▶ STATED PROBLEM
The records that follow should be retyped word for word.

▶ Raw records
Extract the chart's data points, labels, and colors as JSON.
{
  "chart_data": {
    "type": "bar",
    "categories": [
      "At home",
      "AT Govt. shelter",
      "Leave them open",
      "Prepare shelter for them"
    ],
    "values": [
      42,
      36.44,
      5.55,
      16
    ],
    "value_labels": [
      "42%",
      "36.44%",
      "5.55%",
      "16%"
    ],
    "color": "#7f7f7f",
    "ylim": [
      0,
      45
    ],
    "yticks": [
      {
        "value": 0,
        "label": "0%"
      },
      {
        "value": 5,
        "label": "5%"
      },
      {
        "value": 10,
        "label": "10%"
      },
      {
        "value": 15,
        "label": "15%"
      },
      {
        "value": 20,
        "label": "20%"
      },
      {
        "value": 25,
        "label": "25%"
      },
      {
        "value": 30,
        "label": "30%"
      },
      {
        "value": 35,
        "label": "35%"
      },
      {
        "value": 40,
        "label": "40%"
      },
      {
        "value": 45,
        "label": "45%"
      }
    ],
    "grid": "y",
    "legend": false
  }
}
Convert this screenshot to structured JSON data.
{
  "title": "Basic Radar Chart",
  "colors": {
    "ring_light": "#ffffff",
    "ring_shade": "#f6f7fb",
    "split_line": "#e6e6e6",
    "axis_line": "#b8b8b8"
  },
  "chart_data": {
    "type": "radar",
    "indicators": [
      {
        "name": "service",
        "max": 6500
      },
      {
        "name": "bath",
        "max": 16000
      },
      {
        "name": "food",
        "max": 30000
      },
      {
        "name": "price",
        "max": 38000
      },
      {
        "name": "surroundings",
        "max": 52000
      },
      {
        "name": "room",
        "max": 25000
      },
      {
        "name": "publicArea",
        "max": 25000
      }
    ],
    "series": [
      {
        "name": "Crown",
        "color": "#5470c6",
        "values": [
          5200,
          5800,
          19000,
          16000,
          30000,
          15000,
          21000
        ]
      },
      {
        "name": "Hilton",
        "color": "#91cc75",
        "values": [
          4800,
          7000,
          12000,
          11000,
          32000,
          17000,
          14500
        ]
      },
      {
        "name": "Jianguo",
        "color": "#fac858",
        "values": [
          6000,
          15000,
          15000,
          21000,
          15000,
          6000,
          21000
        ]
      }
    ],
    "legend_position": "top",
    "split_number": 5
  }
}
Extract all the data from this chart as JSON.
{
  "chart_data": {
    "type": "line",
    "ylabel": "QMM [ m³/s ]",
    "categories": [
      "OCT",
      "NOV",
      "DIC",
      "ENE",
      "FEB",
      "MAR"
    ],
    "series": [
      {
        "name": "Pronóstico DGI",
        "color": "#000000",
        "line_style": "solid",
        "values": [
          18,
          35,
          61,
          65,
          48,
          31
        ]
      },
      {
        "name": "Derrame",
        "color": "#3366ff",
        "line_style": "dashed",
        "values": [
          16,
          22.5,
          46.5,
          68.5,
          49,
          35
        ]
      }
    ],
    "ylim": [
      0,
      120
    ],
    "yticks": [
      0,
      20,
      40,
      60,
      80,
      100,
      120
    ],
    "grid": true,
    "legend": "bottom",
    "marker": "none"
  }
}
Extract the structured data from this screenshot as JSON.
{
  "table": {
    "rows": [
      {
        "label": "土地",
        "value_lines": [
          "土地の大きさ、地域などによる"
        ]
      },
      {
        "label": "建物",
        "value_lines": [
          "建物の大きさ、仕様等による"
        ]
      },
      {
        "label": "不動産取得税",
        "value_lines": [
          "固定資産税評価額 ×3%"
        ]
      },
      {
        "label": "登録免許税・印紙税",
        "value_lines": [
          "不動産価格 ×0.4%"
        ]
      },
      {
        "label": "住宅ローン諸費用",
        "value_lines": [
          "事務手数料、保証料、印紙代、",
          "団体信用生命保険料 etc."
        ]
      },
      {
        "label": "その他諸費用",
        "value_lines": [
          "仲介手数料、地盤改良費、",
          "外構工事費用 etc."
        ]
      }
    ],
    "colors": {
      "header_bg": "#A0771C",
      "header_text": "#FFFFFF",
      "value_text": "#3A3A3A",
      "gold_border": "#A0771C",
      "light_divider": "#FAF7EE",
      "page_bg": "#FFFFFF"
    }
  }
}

▶ RESULT OF THIS TASK
Extract the chart's data points, labels, and colors as JSON.
{
  "chart_data": {
    "type": "bar",
    "categories": [
      "At home",
      "AT Govt. shelter",
      "Leave them open",
      "Prepare shelter for them"
    ],
    "values": [
      42,
      36.44,
      5.55,
      16
    ],
    "value_labels": [
      "42%",
      "36.44%",
      "5.55%",
      "16%"
    ],
    "color": "#7f7f7f",
    "ylim": [
      0,
      45
    ],
    "yticks": [
      {
        "value": 0,
        "label": "0%"
      },
      {
        "value": 5,
        "label": "5%"
      },
      {
        "value": 10,
        "label": "10%"
      },
      {
        "value": 15,
        "label": "15%"
      },
      {
        "value": 20,
        "label": "20%"
      },
      {
        "value": 25,
        "label": "25%"
      },
      {
        "value": 30,
        "label": "30%"
      },
      {
        "value": 35,
        "label": "35%"
      },
      {
        "value": 40,
        "label": "40%"
      },
      {
        "value": 45,
        "label": "45%"
      }
    ],
    "grid": "y",
    "legend": false
  }
}
Convert this screenshot to structured JSON data.
{
  "title": "Basic Radar Chart",
  "colors": {
    "ring_light": "#ffffff",
    "ring_shade": "#f6f7fb",
    "split_line": "#e6e6e6",
    "axis_line": "#b8b8b8"
  },
  "chart_data": {
    "type": "radar",
    "indicators": [
      {
        "name": "service",
        "max": 6500
      },
      {
        "name": "bath",
        "max": 16000
      },
      {
        "name": "food",
        "max": 30000
      },
      {
        "name": "price",
        "max": 38000
      },
      {
        "name": "surroundings",
        "max": 52000
      },
      {
        "name": "room",
        "max": 25000
      },
      {
        "name": "publicArea",
        "max": 25000
      }
    ],
    "series": [
      {
        "name": "Crown",
        "color": "#5470c6",
        "values": [
          5200,
          5800,
          19000,
          16000,
          30000,
          15000,
          21000
        ]
      },
      {
        "name": "Hilton",
        "color": "#91cc75",
        "values": [
          4800,
          7000,
          12000,
          11000,
          32000,
          17000,
          14500
        ]
      },
      {
        "name": "Jianguo",
        "color": "#fac858",
        "values": [
          6000,
          15000,
          15000,
          21000,
          15000,
          6000,
          21000
        ]
      }
    ],
    "legend_position": "top",
    "split_number": 5
  }
}
Extract all the data from this chart as JSON.
{
  "chart_data": {
    "type": "line",
    "ylabel": "QMM [ m³/s ]",
    "categories": [
      "OCT",
      "NOV",
      "DIC",
      "ENE",
      "FEB",
      "MAR"
    ],
    "series": [
      {
        "name": "Pronóstico DGI",
        "color": "#000000",
        "line_style": "solid",
        "values": [
          18,
          35,
          61,
          65,
          48,
          31
        ]
      },
      {
        "name": "Derrame",
        "color": "#3366ff",
        "line_style": "dashed",
        "values": [
          16,
          22.5,
          46.5,
          68.5,
          49,
          35
        ]
      }
    ],
    "ylim": [
      0,
      120
    ],
    "yticks": [
      0,
      20,
      40,
      60,
      80,
      100,
      120
    ],
    "grid": true,
    "legend": "bottom",
    "marker": "none"
  }
}
Extract the structured data from this screenshot as JSON.
{
  "table": {
    "rows": [
      {
        "label": "土地",
        "value_lines": [
          "土地の大きさ、地域などによる"
        ]
      },
      {
        "label": "建物",
        "value_lines": [
          "建物の大きさ、仕様等による"
        ]
      },
      {
        "label": "不動産取得税",
        "value_lines": [
          "固定資産税評価額 ×3%"
        ]
      },
      {
        "label": "登録免許税・印紙税",
        "value_lines": [
          "不動産価格 ×0.4%"
        ]
      },
      {
        "label": "住宅ローン諸費用",
        "value_lines": [
          "事務手数料、保証料、印紙代、",
          "団体信用生命保険料 etc."
        ]
      },
      {
        "label": "その他諸費用",
        "value_lines": [
          "仲介手数料、地盤改良費、",
          "外構工事費用 etc."
        ]
      }
    ],
    "colors": {
      "header_bg": "#A0771C",
      "header_text": "#FFFFFF",
      "value_text": "#3A3A3A",
      "gold_border": "#A0771C",
      "light_divider": "#FAF7EE",
      "page_bg": "#FFFFFF"
    }
  }
}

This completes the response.